**PROBLEM DETAILS**
Below are the records. Gather each line that holds "services".

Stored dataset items

-- Begin --

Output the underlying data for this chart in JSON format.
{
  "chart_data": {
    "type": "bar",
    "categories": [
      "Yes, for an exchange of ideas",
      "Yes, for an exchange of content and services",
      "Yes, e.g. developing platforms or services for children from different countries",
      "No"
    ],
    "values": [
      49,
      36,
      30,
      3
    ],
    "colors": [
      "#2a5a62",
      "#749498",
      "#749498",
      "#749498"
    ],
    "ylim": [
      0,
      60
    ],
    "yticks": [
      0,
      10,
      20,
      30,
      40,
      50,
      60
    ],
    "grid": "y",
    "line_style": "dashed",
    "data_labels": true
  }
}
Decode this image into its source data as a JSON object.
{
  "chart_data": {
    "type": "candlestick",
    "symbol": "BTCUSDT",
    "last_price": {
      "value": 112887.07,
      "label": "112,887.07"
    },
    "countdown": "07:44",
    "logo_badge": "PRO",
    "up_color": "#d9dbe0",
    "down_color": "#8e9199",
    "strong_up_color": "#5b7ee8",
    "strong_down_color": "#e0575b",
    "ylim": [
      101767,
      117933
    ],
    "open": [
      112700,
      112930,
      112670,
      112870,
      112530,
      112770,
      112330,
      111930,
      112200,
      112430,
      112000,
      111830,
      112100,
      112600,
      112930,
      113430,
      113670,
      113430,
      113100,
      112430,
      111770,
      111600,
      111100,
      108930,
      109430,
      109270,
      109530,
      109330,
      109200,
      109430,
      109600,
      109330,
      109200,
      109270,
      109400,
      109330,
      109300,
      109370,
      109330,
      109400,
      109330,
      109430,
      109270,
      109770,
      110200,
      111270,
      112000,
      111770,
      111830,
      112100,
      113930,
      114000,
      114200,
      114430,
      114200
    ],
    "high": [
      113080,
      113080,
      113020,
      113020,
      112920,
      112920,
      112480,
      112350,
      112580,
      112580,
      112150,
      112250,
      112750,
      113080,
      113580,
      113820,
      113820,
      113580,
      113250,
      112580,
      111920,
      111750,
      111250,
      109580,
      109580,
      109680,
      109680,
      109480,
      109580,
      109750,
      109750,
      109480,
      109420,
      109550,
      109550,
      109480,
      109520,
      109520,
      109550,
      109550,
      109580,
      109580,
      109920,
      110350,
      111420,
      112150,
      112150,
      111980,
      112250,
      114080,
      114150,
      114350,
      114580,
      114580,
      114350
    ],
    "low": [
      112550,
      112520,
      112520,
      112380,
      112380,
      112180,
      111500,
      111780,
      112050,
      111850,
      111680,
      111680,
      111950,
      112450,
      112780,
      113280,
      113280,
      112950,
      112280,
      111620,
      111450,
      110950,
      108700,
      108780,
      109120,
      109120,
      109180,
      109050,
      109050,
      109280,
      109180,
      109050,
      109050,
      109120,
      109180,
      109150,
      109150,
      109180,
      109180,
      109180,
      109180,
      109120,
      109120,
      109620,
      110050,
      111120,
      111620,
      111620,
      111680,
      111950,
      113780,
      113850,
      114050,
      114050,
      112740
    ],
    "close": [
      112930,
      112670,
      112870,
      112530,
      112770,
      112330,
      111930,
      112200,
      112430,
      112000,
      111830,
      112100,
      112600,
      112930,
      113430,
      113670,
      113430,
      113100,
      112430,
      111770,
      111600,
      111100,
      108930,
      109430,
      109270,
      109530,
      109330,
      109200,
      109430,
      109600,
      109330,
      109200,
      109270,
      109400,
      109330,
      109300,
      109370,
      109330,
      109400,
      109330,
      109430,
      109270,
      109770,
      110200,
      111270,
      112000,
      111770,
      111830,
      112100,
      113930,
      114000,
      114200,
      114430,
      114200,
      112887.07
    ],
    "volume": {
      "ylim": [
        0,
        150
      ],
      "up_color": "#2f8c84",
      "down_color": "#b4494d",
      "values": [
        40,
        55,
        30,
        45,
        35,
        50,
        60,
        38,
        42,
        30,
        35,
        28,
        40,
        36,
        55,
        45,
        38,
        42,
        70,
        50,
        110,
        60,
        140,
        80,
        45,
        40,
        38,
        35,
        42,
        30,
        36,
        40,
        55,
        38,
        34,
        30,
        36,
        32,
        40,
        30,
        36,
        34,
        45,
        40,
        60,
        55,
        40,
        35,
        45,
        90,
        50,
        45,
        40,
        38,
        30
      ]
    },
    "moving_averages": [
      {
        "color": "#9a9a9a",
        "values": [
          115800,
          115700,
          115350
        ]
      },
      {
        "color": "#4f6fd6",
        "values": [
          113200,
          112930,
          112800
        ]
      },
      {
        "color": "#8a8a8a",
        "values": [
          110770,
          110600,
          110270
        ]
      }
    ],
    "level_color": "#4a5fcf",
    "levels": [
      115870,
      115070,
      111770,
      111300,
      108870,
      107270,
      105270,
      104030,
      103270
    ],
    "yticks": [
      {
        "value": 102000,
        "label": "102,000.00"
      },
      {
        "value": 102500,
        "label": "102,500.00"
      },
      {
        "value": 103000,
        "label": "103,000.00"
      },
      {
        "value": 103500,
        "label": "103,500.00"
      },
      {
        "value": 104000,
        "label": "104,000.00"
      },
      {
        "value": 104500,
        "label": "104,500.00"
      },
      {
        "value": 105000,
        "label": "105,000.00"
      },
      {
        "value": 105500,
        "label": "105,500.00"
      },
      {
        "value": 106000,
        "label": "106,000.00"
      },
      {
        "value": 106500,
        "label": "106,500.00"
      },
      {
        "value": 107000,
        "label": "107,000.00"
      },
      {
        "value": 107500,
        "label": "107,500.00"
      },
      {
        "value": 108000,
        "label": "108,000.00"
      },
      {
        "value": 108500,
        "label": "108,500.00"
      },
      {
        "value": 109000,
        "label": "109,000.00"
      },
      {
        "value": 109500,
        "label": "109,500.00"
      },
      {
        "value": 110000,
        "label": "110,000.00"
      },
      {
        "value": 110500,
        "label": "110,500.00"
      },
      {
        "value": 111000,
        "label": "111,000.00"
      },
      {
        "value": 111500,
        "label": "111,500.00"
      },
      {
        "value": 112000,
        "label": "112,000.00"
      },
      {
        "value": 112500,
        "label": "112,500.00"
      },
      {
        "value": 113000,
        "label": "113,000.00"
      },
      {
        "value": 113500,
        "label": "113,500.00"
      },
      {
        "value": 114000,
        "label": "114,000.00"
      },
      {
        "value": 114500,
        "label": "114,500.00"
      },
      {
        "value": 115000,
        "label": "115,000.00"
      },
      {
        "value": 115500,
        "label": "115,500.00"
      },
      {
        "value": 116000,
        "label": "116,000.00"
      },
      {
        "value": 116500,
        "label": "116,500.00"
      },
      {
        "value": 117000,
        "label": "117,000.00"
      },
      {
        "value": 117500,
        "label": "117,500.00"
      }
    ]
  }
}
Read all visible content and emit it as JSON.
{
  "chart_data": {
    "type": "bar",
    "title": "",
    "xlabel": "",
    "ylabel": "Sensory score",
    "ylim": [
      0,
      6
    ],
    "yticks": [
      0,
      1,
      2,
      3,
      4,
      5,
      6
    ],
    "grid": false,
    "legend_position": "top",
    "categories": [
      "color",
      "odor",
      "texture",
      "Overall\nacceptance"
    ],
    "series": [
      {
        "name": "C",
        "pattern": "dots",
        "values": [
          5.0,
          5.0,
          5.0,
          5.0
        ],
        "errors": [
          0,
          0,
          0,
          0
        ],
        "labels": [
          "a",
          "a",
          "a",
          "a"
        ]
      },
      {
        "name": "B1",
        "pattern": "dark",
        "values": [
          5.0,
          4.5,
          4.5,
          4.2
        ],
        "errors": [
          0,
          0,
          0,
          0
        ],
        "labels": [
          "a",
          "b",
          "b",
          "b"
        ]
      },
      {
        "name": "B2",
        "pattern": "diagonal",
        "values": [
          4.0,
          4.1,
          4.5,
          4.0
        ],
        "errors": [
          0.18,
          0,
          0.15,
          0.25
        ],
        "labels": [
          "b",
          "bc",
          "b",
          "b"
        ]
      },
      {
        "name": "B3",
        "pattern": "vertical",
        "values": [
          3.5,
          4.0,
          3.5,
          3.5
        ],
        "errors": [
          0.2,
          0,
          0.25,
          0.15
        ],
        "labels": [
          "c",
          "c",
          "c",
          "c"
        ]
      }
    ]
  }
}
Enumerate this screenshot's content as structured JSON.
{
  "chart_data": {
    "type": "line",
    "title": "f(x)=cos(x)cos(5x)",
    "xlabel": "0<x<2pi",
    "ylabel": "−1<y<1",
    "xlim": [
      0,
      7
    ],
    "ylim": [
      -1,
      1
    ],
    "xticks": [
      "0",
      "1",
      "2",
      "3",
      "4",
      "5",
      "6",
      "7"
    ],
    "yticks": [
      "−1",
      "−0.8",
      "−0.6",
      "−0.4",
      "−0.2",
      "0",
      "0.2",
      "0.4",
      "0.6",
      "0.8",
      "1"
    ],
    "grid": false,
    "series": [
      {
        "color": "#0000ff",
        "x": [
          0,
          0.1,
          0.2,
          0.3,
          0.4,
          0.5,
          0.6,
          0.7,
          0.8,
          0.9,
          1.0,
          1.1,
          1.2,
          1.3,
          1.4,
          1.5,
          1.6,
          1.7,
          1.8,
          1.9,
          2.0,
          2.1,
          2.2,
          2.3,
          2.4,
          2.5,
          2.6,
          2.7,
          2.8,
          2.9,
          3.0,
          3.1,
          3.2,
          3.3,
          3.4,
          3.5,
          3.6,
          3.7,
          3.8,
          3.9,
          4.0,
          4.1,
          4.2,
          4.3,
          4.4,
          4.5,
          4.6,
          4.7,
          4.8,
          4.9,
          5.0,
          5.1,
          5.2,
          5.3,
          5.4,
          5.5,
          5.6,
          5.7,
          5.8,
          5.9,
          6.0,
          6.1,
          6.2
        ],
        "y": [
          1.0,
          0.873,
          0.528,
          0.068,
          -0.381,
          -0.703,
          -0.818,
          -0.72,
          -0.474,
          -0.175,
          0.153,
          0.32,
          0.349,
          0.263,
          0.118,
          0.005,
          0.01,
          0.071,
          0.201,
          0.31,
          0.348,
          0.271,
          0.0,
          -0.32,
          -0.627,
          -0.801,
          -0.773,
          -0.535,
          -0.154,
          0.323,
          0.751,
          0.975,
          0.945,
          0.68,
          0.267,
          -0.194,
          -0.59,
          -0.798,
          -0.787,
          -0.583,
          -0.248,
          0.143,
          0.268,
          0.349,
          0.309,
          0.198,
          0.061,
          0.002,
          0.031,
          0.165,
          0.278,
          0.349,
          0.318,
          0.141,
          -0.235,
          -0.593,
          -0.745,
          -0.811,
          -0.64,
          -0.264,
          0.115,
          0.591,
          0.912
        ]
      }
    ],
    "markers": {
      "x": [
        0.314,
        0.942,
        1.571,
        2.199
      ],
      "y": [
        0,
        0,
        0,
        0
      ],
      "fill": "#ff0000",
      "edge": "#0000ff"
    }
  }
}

-- End --

**RESPONSE BELOW**
      "Yes, for an exchange of content and services",
      "Yes, e.g. developing platforms or services for children from different countries",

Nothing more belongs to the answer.